### WHAT THE EXERCISE ASKS
Check every line below for the word "this" and copy the ones that have it.

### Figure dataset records
*** Begin section ***
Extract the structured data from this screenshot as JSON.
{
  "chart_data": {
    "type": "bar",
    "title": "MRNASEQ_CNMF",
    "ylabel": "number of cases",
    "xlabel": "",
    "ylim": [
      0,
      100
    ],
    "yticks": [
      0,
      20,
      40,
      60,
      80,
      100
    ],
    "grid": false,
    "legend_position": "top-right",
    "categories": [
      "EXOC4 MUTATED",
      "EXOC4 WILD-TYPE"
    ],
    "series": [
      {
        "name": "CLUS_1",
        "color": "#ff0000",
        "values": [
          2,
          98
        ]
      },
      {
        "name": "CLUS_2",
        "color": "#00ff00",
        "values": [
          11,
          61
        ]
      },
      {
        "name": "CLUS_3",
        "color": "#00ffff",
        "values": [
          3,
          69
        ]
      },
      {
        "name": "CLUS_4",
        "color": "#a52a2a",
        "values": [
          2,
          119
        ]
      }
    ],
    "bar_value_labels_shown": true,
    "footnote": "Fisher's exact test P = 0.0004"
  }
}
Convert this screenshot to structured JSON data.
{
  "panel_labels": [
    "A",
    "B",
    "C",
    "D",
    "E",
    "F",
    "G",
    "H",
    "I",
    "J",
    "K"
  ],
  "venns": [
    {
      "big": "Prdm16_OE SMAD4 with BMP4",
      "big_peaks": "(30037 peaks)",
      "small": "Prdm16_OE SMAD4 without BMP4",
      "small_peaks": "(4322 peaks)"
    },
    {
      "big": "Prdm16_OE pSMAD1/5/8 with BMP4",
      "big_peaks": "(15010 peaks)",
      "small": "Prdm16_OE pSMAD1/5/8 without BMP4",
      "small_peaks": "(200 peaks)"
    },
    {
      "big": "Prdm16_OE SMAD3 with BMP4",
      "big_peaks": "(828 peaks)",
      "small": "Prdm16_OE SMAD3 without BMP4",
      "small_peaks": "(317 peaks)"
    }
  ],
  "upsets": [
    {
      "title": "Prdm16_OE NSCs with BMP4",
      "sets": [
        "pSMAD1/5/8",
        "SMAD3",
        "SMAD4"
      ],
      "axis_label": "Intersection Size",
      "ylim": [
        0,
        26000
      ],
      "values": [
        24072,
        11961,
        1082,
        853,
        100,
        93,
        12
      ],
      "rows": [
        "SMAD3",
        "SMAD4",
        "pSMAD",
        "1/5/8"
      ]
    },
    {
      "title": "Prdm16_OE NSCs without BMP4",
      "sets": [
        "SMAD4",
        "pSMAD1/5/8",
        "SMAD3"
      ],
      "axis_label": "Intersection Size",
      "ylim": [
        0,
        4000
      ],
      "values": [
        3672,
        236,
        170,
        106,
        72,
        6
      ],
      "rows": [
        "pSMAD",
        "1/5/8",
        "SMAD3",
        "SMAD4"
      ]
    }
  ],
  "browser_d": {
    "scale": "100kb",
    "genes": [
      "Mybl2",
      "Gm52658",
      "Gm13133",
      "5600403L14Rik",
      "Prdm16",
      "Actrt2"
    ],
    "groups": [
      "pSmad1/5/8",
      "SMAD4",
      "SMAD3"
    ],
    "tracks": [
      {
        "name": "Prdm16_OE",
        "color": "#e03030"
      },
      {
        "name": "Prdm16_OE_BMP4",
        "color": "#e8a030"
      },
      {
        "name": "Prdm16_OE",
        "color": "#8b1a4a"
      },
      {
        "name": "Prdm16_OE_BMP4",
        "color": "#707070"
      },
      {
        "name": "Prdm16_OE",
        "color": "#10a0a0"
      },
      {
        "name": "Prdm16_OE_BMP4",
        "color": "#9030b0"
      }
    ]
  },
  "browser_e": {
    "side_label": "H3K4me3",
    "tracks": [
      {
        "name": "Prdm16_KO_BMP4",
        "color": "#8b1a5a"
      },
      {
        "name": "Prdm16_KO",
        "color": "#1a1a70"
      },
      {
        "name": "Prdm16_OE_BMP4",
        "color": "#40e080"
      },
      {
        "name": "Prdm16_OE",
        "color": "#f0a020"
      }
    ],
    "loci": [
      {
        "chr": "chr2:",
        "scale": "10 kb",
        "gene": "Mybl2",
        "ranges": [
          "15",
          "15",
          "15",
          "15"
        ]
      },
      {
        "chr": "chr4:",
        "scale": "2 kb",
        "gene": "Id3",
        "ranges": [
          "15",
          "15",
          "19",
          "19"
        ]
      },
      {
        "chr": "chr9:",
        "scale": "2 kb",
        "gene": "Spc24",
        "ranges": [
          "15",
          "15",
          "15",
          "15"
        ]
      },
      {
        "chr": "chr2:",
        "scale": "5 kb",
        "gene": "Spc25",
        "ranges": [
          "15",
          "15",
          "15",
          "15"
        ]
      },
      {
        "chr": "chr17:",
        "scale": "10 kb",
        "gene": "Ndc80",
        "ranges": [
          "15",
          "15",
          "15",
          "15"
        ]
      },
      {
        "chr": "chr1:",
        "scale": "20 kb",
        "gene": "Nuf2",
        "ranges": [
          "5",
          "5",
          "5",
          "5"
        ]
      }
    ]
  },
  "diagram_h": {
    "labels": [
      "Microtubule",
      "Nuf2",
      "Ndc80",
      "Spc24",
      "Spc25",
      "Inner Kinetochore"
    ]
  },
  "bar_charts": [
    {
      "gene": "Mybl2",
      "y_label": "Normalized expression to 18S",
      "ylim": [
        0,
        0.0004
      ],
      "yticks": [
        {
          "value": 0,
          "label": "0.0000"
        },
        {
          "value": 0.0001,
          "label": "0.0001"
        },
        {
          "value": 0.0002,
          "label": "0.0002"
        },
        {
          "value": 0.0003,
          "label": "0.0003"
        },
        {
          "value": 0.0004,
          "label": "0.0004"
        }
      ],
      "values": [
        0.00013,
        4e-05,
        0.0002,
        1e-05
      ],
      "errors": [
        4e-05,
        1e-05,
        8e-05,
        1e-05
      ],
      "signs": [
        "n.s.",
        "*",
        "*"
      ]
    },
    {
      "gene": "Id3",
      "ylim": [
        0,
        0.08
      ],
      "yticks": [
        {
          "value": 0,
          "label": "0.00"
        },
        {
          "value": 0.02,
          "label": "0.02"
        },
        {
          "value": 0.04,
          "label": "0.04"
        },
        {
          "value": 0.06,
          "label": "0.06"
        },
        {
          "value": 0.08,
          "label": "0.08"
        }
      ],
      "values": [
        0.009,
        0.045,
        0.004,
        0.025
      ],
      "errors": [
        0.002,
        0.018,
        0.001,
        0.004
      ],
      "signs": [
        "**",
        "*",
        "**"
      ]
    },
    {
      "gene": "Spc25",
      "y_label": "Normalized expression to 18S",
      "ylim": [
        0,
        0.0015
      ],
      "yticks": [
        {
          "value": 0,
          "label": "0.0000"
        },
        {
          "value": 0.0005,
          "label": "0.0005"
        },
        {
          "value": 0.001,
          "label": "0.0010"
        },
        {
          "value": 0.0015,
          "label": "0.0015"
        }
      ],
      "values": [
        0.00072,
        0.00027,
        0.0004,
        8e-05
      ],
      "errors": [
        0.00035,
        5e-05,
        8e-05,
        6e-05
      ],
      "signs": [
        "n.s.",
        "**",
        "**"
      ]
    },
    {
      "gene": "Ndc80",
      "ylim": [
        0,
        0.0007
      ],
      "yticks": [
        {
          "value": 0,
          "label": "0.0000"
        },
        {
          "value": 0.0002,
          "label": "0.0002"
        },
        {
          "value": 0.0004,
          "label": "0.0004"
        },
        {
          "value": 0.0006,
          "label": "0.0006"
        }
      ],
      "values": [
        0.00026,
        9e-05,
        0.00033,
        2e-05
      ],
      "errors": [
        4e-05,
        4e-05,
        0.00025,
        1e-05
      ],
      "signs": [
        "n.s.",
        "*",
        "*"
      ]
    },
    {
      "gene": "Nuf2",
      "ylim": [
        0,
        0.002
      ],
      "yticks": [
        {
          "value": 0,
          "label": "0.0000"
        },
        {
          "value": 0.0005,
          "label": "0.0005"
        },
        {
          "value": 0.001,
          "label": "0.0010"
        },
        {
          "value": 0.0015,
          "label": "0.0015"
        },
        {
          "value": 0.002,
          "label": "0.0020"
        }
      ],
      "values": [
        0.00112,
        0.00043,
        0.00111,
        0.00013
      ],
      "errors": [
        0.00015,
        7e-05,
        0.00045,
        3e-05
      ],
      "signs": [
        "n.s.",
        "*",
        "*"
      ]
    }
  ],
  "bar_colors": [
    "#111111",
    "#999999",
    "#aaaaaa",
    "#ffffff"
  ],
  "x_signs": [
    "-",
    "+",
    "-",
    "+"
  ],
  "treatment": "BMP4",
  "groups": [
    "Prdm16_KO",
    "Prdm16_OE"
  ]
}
*** End section ***
### OUTPUT OF THE TASK
Extract the structured data from this screenshot as JSON.
Convert this screenshot to structured JSON data.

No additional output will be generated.